Records shown:

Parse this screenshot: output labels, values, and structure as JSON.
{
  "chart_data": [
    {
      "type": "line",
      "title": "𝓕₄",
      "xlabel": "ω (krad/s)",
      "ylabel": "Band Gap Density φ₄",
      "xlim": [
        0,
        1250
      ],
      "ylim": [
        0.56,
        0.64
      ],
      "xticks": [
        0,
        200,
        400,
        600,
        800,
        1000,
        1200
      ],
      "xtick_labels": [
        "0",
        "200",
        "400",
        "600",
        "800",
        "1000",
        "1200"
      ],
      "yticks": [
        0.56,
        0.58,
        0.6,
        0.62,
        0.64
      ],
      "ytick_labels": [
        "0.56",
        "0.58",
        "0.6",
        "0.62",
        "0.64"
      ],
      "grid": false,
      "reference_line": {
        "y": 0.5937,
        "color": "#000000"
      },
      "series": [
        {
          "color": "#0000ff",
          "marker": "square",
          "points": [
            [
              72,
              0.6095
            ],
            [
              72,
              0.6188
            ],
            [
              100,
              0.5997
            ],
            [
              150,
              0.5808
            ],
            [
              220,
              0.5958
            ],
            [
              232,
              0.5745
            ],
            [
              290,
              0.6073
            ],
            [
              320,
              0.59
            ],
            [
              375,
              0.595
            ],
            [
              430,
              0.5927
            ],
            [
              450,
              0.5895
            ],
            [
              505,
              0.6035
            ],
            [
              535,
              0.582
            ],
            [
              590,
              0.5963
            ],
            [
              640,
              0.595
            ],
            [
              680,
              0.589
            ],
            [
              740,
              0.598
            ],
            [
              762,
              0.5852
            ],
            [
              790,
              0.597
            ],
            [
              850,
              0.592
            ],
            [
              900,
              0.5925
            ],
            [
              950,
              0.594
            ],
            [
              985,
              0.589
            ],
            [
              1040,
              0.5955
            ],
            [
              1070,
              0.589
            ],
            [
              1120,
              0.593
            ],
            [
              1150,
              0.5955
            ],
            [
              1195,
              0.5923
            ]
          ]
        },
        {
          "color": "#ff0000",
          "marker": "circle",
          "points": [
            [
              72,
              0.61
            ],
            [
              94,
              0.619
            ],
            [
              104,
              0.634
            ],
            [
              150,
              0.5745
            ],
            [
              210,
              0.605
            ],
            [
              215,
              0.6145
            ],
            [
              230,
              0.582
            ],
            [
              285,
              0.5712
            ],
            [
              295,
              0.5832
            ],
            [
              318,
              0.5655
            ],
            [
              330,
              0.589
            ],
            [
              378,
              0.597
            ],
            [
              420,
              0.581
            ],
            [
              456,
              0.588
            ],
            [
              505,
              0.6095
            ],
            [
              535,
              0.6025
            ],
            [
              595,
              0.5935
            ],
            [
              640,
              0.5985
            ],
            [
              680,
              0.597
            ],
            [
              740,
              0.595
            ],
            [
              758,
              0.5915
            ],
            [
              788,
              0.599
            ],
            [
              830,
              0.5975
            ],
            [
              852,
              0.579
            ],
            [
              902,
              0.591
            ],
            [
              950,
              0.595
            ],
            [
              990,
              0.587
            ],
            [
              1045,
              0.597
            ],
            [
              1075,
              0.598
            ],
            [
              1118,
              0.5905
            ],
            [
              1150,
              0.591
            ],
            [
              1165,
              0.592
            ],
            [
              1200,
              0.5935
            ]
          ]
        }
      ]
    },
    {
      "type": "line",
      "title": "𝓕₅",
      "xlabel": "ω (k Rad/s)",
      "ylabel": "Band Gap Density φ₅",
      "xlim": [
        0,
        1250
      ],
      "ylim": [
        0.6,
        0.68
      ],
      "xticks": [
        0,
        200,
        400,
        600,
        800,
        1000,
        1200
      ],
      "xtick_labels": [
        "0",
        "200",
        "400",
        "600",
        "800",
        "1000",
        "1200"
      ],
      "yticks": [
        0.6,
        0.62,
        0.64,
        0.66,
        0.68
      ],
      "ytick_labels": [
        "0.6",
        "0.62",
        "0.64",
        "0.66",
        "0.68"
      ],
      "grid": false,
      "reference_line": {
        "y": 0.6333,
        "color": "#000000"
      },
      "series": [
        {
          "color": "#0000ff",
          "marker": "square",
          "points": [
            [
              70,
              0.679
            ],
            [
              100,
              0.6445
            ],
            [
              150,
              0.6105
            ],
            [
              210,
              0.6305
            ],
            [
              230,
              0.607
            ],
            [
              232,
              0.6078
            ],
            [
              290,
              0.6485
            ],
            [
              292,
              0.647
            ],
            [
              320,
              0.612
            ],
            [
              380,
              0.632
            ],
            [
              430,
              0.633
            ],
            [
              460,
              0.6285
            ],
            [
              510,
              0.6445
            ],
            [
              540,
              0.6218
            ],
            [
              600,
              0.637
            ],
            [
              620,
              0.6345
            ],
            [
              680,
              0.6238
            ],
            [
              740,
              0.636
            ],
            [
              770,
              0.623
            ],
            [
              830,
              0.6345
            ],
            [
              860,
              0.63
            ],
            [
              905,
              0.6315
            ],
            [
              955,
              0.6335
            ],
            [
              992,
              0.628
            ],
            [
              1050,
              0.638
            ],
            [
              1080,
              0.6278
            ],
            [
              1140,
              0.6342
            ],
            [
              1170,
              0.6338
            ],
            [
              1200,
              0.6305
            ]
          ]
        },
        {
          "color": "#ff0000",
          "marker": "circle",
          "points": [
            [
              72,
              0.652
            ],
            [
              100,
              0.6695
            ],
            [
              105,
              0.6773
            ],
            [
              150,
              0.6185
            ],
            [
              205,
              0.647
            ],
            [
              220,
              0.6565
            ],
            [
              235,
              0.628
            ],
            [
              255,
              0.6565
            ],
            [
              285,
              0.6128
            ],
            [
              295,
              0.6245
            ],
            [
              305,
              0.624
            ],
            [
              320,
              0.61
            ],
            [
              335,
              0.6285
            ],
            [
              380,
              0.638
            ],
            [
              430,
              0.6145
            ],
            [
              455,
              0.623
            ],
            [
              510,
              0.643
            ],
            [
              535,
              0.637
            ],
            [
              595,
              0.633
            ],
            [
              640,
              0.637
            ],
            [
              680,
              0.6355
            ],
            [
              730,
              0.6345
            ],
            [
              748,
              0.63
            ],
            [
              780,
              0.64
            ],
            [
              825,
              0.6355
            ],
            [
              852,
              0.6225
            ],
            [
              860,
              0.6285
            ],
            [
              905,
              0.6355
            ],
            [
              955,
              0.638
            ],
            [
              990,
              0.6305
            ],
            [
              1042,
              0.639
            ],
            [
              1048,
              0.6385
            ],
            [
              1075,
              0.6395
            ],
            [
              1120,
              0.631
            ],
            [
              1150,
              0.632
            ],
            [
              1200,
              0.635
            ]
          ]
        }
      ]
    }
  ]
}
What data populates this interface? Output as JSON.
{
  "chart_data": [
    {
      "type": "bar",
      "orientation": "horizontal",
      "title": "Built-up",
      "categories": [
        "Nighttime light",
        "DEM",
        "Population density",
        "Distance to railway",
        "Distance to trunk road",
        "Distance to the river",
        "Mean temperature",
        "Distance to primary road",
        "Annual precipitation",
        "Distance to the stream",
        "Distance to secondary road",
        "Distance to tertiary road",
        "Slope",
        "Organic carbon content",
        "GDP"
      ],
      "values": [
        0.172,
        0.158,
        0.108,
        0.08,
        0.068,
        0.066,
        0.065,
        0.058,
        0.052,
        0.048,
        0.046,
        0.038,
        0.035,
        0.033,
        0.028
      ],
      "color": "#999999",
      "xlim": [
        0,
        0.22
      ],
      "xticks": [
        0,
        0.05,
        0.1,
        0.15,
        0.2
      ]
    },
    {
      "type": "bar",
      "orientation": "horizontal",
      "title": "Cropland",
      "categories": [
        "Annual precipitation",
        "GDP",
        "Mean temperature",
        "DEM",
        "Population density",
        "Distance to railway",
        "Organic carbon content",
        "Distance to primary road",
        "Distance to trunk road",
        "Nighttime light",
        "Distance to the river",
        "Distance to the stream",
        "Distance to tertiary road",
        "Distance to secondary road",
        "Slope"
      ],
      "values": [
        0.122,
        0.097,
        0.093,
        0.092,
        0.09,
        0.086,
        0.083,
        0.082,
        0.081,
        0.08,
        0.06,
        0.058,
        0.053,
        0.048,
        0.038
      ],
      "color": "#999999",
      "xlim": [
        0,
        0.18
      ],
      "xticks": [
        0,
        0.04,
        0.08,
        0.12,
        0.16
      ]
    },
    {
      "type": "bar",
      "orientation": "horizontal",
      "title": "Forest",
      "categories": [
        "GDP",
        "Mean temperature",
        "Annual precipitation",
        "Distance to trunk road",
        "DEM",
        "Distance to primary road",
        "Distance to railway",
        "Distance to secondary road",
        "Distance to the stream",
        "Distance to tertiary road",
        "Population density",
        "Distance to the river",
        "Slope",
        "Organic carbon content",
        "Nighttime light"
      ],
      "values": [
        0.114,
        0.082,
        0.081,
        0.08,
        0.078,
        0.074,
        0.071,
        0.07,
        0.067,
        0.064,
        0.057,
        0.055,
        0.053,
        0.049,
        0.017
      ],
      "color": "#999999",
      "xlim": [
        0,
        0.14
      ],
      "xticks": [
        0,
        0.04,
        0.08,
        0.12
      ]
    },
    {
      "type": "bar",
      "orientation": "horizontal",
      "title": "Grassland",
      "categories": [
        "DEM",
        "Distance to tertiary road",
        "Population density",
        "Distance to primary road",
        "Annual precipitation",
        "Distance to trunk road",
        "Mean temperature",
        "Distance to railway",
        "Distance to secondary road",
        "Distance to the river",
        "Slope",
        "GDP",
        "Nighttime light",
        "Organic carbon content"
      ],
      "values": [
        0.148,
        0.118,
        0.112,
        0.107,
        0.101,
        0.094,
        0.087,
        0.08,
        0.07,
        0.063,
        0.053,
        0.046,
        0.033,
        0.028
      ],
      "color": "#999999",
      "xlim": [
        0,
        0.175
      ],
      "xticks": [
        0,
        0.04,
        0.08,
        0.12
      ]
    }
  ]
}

Problem details: Find the word "this" in the entries above and gather every line that holds it.

Reply to the exercise:
Parse this screenshot: output labels, values, and structure as JSON.
What data populates this interface? Output as JSON.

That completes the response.